* _Your instructions_
Copy out every line in the entries below that includes "Расходы".

* _Given data_
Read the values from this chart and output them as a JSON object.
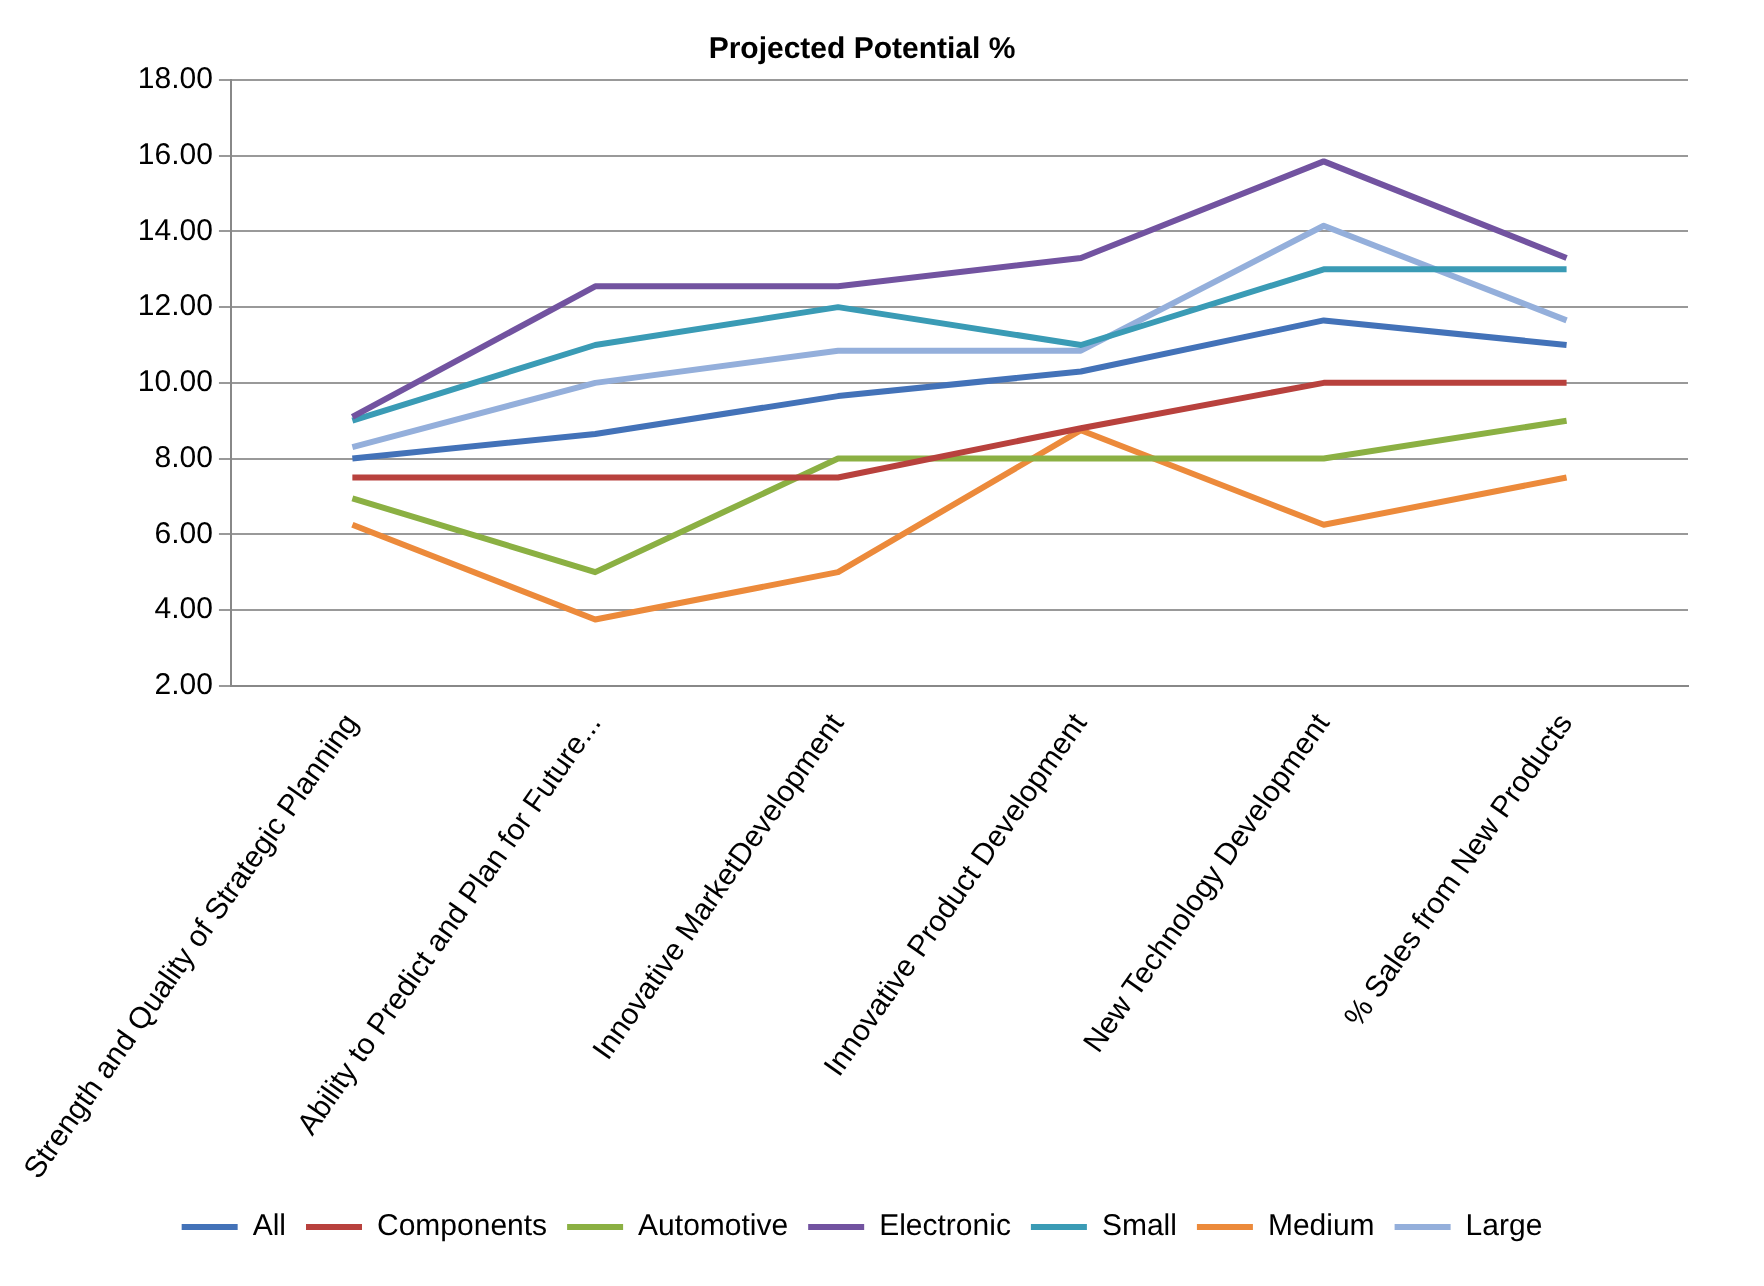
{
  "chart_data": {
    "type": "line",
    "title": "Projected Potential %",
    "categories": [
      "Strength and Quality of Strategic Planning",
      "Ability to Predict and Plan for Future...",
      "Innovative MarketDevelopment",
      "Innovative Product Development",
      "New Technology Development",
      "% Sales from New Products"
    ],
    "series": [
      {
        "name": "All",
        "color": "#4372b8",
        "values": [
          8.0,
          8.65,
          9.65,
          10.3,
          11.65,
          11.0
        ]
      },
      {
        "name": "Components",
        "color": "#b8413d",
        "values": [
          7.5,
          7.5,
          7.5,
          8.8,
          10.0,
          10.0
        ]
      },
      {
        "name": "Automotive",
        "color": "#8bb043",
        "values": [
          6.95,
          5.0,
          8.0,
          8.0,
          8.0,
          9.0
        ]
      },
      {
        "name": "Electronic",
        "color": "#7253a0",
        "values": [
          9.1,
          12.55,
          12.55,
          13.3,
          15.85,
          13.3
        ]
      },
      {
        "name": "Small",
        "color": "#3a9bb5",
        "values": [
          9.0,
          11.0,
          12.0,
          11.0,
          13.0,
          13.0
        ]
      },
      {
        "name": "Medium",
        "color": "#ec8a3b",
        "values": [
          6.25,
          3.75,
          5.0,
          8.75,
          6.25,
          7.5
        ]
      },
      {
        "name": "Large",
        "color": "#94afdb",
        "values": [
          8.3,
          10.0,
          10.85,
          10.85,
          14.15,
          11.65
        ]
      }
    ],
    "ylim": [
      2,
      18
    ],
    "yticks": [
      {
        "value": 2,
        "label": "2.00"
      },
      {
        "value": 4,
        "label": "4.00"
      },
      {
        "value": 6,
        "label": "6.00"
      },
      {
        "value": 8,
        "label": "8.00"
      },
      {
        "value": 10,
        "label": "10.00"
      },
      {
        "value": 12,
        "label": "12.00"
      },
      {
        "value": 14,
        "label": "14.00"
      },
      {
        "value": 16,
        "label": "16.00"
      },
      {
        "value": 18,
        "label": "18.00"
      }
    ],
    "grid": "y",
    "legend": "bottom",
    "marker": "none",
    "line_style": "solid"
  }
}
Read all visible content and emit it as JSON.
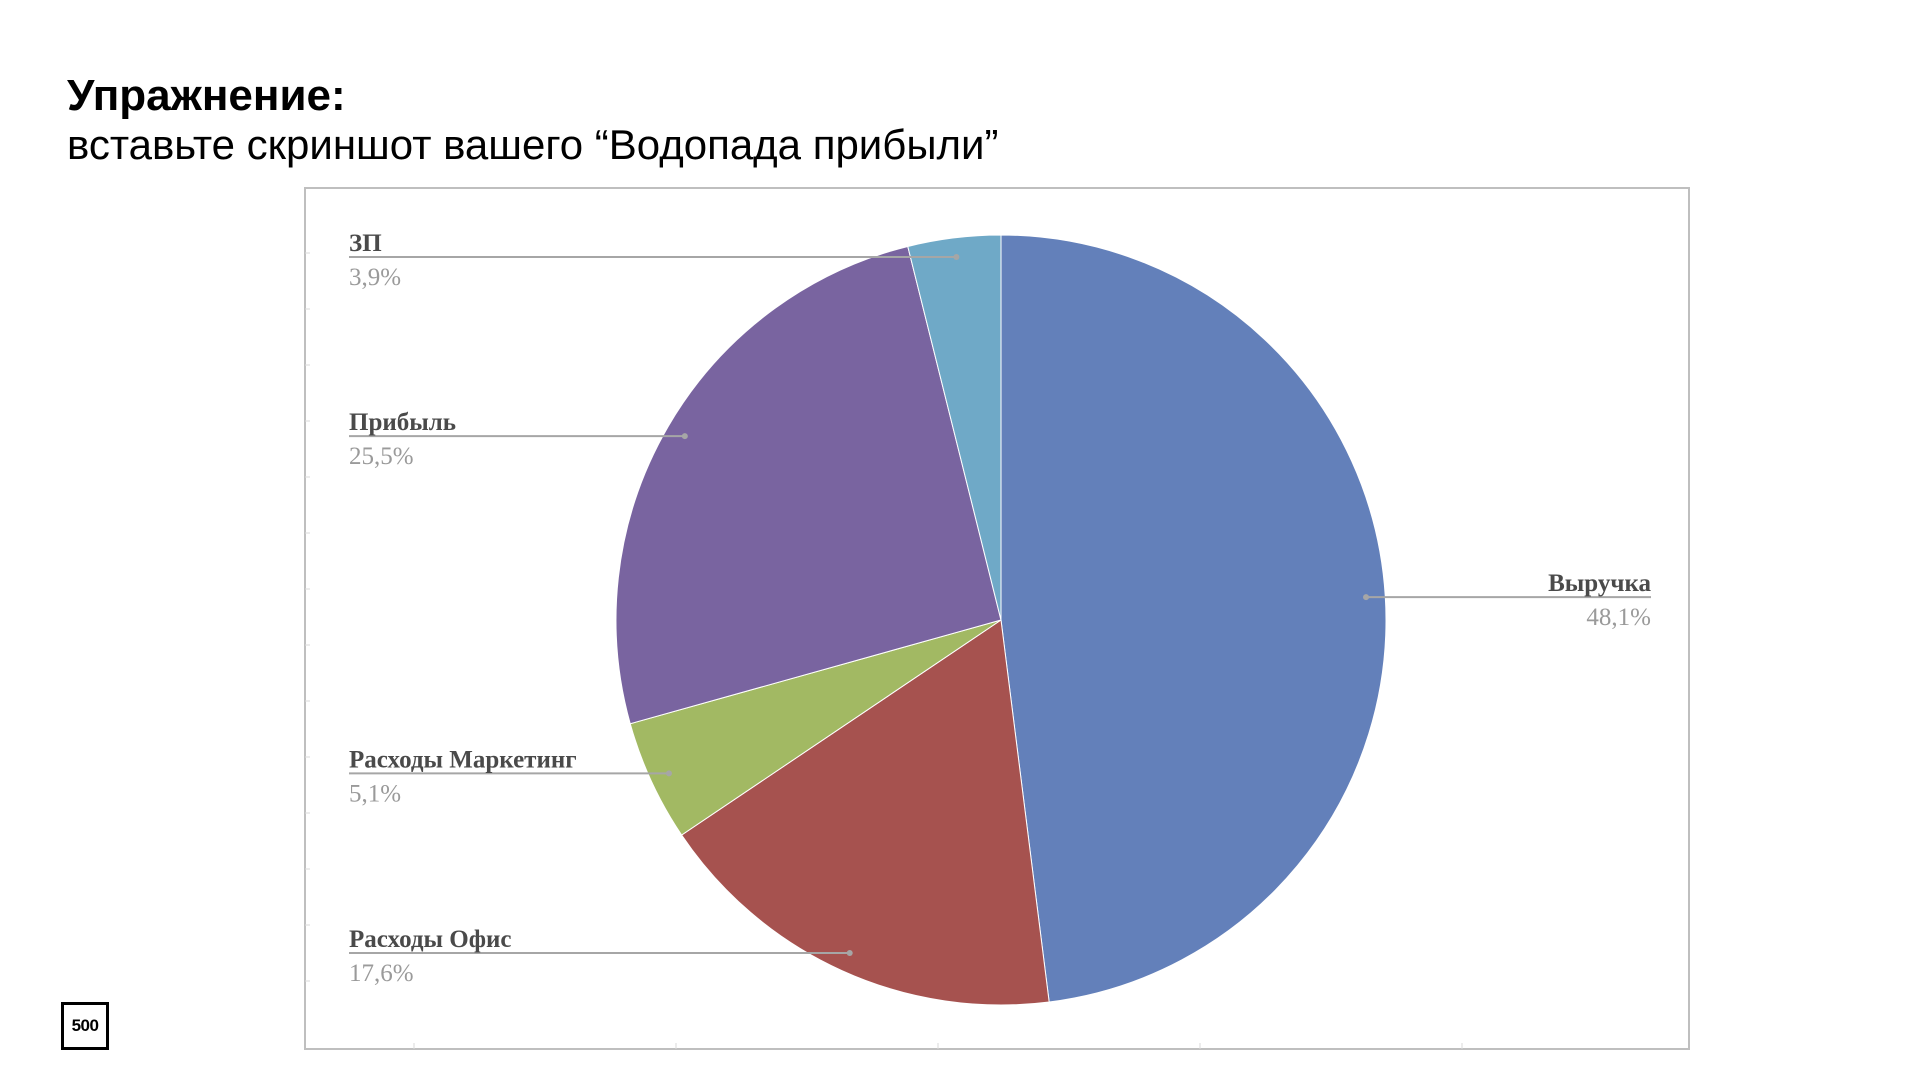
{
  "slide": {
    "title": "Упражнение:",
    "subtitle": "вставьте скриншот вашего “Водопада прибыли”",
    "logo_text": "500"
  },
  "colors": {
    "Выручка": "#6380BA",
    "Расходы Офис": "#A6524F",
    "Расходы Маркетинг": "#A2B963",
    "Прибыль": "#7964A0",
    "ЗП": "#6FA9C7",
    "frame": "#BFBFBF",
    "leader": "#A6A6A6"
  },
  "chart_data": {
    "type": "pie",
    "start_angle": "top",
    "direction": "clockwise",
    "legend": "none",
    "data_labels": "name and percent, left/right of pie with leader lines",
    "slices": [
      {
        "label": "Выручка",
        "value": 48.1,
        "display": "48,1%"
      },
      {
        "label": "Расходы Офис",
        "value": 17.6,
        "display": "17,6%"
      },
      {
        "label": "Расходы Маркетинг",
        "value": 5.1,
        "display": "5,1%"
      },
      {
        "label": "Прибыль",
        "value": 25.5,
        "display": "25,5%"
      },
      {
        "label": "ЗП",
        "value": 3.9,
        "display": "3,9%"
      }
    ]
  }
}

* _Output of the exercise_
    "Расходы Офис": "#A6524F",
    "Расходы Маркетинг": "#A2B963",
        "label": "Расходы Офис",
        "label": "Расходы Маркетинг",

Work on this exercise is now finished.